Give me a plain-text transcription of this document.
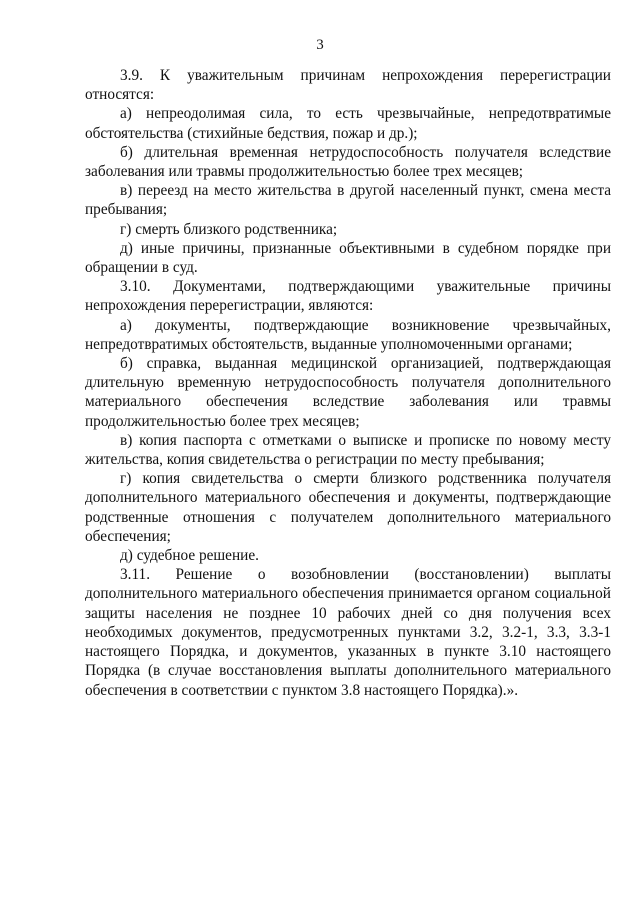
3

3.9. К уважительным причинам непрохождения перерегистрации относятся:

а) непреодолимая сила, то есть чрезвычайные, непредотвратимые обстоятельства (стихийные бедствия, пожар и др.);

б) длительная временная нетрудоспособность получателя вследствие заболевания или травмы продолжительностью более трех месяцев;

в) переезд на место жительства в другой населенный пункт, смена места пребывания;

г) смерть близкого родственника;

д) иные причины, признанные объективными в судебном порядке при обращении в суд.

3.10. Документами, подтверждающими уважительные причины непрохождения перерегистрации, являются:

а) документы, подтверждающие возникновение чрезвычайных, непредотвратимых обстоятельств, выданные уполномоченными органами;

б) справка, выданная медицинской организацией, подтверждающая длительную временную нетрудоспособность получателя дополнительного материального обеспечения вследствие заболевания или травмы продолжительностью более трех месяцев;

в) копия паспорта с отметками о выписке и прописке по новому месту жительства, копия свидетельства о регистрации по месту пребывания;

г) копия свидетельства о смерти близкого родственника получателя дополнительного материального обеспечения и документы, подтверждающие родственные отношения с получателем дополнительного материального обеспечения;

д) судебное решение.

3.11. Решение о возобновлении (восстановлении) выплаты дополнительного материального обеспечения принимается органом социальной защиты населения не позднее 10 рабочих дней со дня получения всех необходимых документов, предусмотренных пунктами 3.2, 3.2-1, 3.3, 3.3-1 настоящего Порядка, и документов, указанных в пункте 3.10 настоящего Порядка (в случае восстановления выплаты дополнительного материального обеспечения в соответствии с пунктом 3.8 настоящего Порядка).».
------------------------
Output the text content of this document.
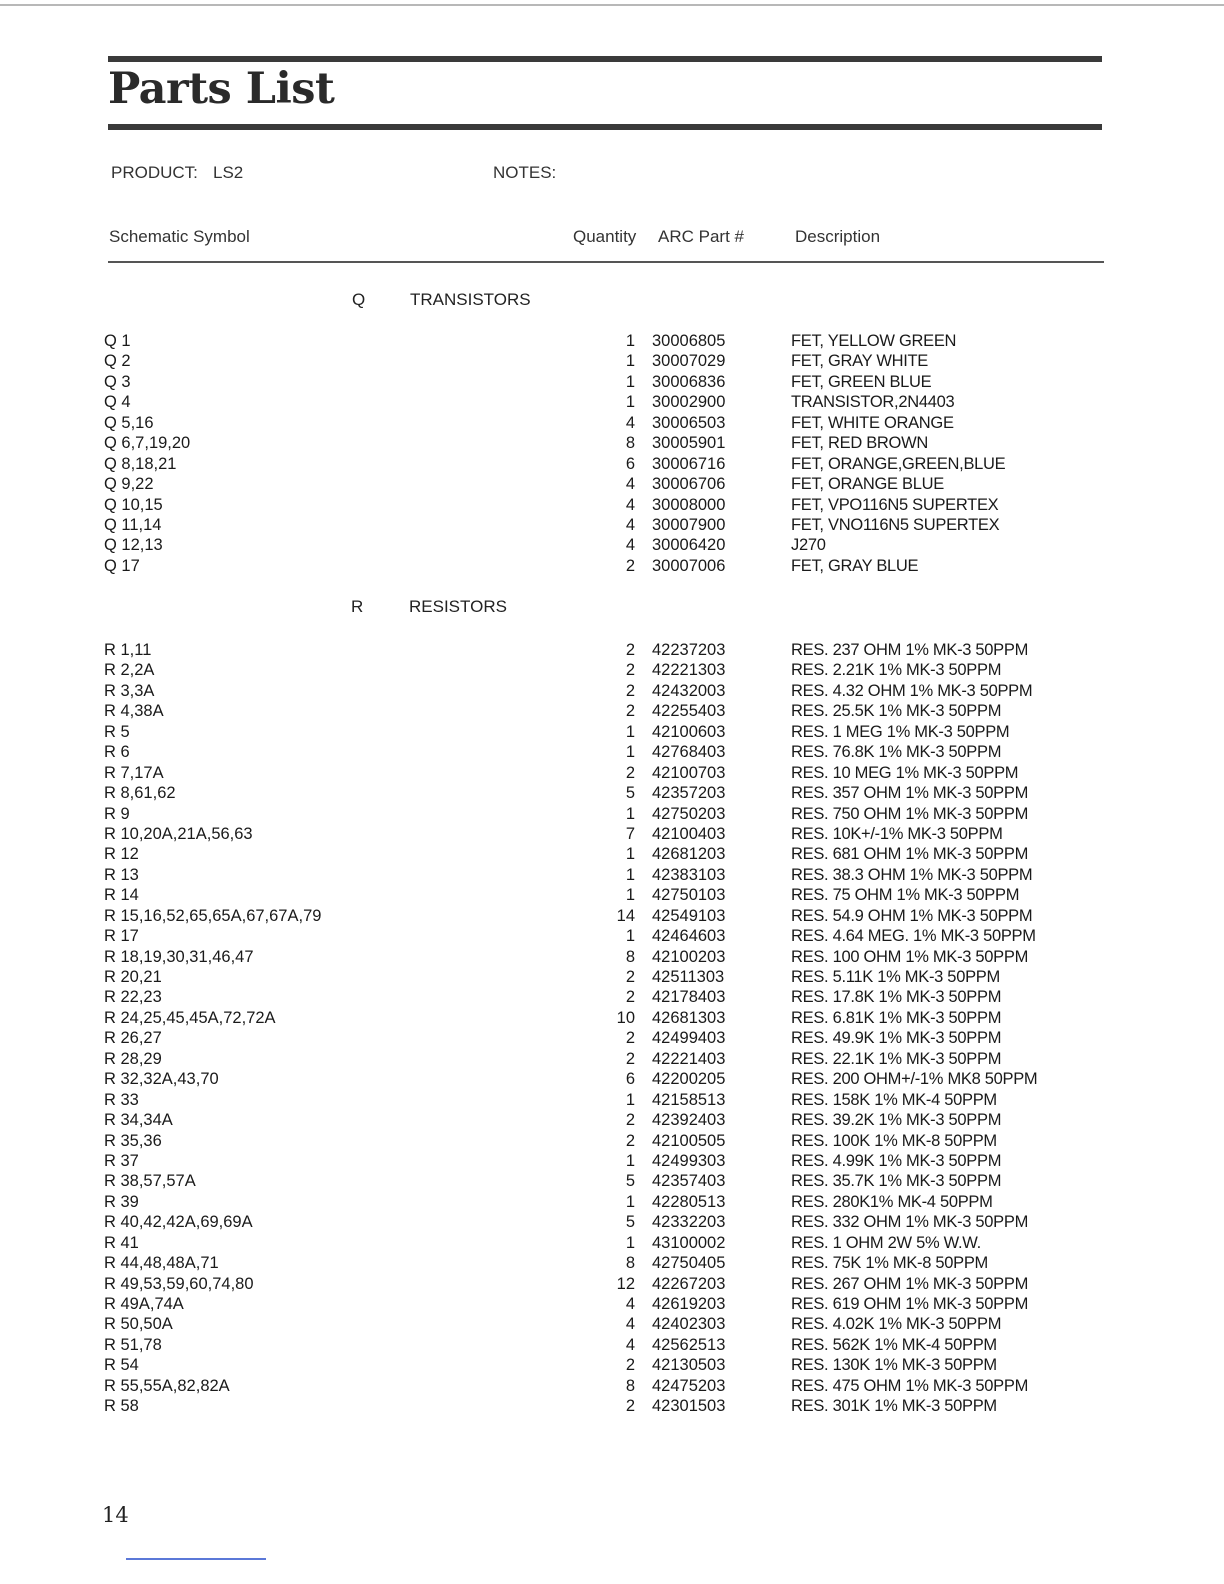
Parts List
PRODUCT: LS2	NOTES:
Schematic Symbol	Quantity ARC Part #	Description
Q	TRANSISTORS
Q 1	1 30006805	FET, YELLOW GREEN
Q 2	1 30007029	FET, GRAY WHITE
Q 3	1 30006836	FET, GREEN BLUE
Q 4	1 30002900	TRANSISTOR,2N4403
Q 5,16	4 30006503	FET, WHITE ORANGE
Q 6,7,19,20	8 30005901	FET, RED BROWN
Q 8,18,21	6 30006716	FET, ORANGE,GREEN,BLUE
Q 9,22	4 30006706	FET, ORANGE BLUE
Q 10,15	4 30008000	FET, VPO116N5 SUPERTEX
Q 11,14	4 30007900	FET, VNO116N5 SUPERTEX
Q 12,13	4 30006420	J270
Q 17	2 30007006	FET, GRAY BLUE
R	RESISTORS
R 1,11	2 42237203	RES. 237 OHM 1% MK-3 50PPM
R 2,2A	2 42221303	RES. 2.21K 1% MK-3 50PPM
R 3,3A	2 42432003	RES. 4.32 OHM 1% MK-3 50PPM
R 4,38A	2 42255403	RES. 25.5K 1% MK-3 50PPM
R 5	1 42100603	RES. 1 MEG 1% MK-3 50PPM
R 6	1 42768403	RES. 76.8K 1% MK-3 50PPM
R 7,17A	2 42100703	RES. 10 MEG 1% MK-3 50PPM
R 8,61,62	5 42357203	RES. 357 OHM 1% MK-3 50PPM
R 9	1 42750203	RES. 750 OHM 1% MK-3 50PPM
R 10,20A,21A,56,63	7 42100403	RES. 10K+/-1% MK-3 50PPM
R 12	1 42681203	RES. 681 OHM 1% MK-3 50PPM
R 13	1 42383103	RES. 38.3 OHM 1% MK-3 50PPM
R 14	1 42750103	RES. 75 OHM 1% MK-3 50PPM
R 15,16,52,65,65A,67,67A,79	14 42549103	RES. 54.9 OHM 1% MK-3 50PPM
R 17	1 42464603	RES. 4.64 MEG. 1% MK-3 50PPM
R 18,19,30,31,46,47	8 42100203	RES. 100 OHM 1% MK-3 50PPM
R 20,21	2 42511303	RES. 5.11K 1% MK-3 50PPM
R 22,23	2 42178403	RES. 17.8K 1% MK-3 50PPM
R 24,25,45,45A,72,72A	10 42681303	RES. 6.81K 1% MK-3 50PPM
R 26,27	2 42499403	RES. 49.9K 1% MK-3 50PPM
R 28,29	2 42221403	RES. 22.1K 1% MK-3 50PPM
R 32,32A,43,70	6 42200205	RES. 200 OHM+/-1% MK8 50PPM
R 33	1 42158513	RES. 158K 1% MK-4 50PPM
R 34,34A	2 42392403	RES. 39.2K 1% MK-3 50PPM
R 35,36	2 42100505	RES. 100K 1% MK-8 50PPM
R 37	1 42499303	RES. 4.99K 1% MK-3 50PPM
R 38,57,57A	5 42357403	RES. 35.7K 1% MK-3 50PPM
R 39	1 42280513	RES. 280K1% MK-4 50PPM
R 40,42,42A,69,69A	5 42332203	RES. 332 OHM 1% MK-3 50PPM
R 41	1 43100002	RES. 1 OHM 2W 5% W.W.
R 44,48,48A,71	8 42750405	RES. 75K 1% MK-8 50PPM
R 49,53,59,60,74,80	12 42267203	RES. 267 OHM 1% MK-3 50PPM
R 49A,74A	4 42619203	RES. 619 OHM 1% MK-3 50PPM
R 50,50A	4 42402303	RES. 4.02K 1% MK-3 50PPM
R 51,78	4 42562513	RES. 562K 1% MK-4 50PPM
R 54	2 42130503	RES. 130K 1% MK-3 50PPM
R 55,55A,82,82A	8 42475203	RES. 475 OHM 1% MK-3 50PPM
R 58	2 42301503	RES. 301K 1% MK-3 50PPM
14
------------------------
**PROBLEM DETAILS:**
Copy every line that contains the string "this".

**OUTPUT OF THE EXERCISE:**
Give me a plain-text transcription of this document.
Output the text content of this document.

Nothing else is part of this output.